# Exercise directions
Find each line with the word "возраста" and state how many there are, nothing more.

# Data excerpts
— Start —
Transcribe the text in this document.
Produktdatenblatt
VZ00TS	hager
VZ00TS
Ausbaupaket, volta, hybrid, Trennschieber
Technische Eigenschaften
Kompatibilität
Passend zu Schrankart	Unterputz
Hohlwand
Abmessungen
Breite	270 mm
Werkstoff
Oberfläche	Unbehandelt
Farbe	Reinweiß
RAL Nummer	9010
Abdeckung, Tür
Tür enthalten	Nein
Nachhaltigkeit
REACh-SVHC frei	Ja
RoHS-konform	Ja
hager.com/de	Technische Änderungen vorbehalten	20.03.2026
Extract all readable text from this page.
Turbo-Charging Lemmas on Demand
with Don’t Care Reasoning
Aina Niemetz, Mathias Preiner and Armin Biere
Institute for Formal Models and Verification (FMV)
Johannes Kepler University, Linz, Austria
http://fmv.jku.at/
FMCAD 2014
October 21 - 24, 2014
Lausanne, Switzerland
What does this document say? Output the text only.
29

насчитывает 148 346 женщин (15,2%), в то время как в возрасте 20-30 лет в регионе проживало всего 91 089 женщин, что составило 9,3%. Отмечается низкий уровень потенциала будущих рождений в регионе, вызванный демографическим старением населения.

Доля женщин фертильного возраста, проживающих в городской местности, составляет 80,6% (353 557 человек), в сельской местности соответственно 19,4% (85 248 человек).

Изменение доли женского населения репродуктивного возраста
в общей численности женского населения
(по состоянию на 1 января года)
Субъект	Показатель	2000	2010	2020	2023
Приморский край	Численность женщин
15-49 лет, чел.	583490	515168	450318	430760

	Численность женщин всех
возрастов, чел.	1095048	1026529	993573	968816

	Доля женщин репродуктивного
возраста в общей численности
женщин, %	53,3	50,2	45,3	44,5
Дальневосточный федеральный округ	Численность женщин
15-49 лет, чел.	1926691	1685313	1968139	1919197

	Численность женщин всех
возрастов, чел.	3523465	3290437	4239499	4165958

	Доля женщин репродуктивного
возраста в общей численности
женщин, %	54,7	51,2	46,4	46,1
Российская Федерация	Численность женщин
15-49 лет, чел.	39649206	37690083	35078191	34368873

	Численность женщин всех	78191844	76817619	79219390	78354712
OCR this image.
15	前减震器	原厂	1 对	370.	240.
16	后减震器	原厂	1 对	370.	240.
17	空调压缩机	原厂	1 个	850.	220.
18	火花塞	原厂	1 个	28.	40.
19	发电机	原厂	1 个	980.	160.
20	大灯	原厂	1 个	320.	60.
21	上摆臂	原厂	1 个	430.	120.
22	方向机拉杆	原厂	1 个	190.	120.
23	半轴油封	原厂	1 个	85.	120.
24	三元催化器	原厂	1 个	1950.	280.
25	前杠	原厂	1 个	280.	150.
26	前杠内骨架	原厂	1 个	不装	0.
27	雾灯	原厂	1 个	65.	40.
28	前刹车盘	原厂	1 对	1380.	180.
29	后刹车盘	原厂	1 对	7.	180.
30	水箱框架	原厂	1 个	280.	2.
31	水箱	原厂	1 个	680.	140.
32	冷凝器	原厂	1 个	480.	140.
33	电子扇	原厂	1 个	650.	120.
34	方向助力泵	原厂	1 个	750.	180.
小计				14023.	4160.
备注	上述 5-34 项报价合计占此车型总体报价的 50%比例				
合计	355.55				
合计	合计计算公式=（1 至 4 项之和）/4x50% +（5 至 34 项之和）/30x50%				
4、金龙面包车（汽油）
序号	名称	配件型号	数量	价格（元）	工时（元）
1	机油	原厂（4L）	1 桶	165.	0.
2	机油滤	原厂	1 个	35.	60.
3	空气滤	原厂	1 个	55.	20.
— End —
# In response
4